RECORD SET:

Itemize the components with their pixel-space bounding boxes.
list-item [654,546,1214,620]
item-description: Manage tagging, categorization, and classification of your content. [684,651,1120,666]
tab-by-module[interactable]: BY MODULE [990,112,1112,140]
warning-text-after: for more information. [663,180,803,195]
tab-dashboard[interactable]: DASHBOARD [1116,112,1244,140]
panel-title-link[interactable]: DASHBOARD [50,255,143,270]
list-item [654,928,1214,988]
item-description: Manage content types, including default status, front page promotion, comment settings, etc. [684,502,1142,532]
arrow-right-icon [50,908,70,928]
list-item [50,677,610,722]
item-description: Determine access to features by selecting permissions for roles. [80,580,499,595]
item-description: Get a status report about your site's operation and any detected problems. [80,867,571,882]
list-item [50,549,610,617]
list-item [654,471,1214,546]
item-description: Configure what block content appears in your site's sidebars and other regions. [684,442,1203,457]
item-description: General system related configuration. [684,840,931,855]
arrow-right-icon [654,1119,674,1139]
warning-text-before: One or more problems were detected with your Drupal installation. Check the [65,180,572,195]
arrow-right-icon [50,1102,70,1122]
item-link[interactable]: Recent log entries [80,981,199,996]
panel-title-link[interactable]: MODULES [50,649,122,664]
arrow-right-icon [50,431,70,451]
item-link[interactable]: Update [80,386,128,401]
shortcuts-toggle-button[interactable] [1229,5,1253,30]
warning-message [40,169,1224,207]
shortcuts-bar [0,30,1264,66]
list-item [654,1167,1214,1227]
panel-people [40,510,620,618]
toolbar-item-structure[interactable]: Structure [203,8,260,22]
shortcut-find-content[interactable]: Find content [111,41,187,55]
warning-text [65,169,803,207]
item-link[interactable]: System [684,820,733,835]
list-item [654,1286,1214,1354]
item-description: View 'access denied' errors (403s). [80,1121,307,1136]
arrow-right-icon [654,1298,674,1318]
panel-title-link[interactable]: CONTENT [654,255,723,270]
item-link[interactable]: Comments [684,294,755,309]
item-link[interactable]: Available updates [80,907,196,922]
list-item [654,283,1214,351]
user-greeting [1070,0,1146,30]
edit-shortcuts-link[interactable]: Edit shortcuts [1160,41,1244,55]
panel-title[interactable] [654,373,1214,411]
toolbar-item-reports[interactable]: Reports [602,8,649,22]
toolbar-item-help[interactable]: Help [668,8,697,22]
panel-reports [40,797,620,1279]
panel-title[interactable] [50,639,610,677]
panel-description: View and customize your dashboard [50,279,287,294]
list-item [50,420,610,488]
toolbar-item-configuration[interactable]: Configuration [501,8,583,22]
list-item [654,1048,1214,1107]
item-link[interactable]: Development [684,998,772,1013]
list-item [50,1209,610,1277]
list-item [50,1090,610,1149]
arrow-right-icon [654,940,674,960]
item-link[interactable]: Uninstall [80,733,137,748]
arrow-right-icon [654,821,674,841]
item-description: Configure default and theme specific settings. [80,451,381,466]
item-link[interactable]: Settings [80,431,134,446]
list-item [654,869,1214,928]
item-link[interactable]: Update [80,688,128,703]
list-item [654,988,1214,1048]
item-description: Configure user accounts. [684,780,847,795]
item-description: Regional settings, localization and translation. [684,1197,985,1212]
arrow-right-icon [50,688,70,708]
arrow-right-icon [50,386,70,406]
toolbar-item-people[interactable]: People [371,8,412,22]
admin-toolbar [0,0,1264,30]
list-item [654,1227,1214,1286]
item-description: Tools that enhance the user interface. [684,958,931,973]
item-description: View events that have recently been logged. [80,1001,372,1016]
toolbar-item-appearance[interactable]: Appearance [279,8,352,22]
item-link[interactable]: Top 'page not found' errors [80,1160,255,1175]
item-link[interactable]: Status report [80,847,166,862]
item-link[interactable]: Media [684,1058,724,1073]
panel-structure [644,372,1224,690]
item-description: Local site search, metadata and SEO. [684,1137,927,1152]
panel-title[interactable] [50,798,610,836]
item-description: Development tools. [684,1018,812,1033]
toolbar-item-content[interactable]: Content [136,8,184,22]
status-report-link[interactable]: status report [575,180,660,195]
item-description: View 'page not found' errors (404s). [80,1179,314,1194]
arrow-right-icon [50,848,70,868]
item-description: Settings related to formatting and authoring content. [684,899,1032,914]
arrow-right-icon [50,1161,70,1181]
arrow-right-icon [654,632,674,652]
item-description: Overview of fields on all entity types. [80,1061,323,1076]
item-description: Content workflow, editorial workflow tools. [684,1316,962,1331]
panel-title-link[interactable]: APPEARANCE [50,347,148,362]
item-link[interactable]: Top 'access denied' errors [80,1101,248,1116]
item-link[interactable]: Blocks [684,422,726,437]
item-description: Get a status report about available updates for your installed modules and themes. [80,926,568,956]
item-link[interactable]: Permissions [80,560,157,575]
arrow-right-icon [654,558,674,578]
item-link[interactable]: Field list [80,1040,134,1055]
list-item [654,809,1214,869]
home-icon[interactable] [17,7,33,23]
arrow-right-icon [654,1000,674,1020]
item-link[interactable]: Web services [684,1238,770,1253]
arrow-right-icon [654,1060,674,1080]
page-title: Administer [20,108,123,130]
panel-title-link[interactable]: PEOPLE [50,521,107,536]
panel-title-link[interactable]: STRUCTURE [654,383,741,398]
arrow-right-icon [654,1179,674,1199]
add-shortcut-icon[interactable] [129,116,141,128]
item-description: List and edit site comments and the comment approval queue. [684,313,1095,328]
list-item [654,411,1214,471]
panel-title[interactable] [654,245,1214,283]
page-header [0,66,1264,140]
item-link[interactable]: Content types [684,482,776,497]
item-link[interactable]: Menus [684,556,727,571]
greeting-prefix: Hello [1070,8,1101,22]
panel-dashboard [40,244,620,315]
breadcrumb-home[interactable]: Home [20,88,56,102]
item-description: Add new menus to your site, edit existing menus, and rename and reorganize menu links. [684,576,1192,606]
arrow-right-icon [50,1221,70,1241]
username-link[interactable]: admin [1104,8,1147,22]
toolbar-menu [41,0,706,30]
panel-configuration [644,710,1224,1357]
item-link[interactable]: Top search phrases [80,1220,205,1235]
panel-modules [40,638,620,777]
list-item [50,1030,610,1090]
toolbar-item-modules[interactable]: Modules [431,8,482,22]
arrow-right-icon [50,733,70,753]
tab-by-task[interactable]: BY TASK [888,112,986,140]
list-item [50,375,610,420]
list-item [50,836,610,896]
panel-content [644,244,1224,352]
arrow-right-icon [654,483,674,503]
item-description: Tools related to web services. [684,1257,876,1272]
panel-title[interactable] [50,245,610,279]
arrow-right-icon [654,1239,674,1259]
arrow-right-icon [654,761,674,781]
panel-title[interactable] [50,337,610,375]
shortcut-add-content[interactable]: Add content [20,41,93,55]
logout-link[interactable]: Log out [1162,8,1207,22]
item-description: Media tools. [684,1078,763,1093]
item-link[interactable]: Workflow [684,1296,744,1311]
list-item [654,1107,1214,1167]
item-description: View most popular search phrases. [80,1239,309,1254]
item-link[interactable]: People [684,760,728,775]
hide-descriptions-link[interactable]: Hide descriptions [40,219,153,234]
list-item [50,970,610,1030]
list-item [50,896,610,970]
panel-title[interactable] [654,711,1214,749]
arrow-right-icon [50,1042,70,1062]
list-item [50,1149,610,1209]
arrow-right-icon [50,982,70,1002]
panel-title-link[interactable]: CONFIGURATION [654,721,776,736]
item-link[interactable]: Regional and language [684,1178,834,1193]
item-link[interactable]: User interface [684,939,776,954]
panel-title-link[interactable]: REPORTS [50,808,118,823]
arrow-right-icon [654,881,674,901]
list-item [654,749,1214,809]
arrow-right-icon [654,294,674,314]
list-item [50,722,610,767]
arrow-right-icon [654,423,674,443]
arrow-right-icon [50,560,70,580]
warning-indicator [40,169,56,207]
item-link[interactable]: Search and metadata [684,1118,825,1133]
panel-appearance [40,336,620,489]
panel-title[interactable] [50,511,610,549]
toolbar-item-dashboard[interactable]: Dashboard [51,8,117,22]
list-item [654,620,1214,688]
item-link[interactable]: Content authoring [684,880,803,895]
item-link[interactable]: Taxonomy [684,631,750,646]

WHAT YOU ARE ASKED TO DO: Update the records from their first line through the line containing "toolbar-item-structure[interactable]: Structure [203,8,260,22]", changing every "item-description" to "item-summary" and keeping all else unchanged. Return only those lines.

WRITTEN RESPONSE:
Itemize the components with their pixel-space bounding boxes.
list-item [654,546,1214,620]
item-summary: Manage tagging, categorization, and classification of your content. [684,651,1120,666]
tab-by-module[interactable]: BY MODULE [990,112,1112,140]
warning-text-after: for more information. [663,180,803,195]
tab-dashboard[interactable]: DASHBOARD [1116,112,1244,140]
panel-title-link[interactable]: DASHBOARD [50,255,143,270]
list-item [654,928,1214,988]
item-summary: Manage content types, including default status, front page promotion, comment settings, etc. [684,502,1142,532]
arrow-right-icon [50,908,70,928]
list-item [50,677,610,722]
item-summary: Determine access to features by selecting permissions for roles. [80,580,499,595]
item-summary: Get a status report about your site's operation and any detected problems. [80,867,571,882]
list-item [50,549,610,617]
list-item [654,471,1214,546]
item-summary: Configure what block content appears in your site's sidebars and other regions. [684,442,1203,457]
item-summary: General system related configuration. [684,840,931,855]
arrow-right-icon [654,1119,674,1139]
warning-text-before: One or more problems were detected with your Drupal installation. Check the [65,180,572,195]
arrow-right-icon [50,1102,70,1122]
item-link[interactable]: Recent log entries [80,981,199,996]
panel-title-link[interactable]: MODULES [50,649,122,664]
arrow-right-icon [50,431,70,451]
item-link[interactable]: Update [80,386,128,401]
shortcuts-toggle-button[interactable] [1229,5,1253,30]
warning-message [40,169,1224,207]
shortcuts-bar [0,30,1264,66]
list-item [654,1167,1214,1227]
panel-people [40,510,620,618]
toolbar-item-structure[interactable]: Structure [203,8,260,22]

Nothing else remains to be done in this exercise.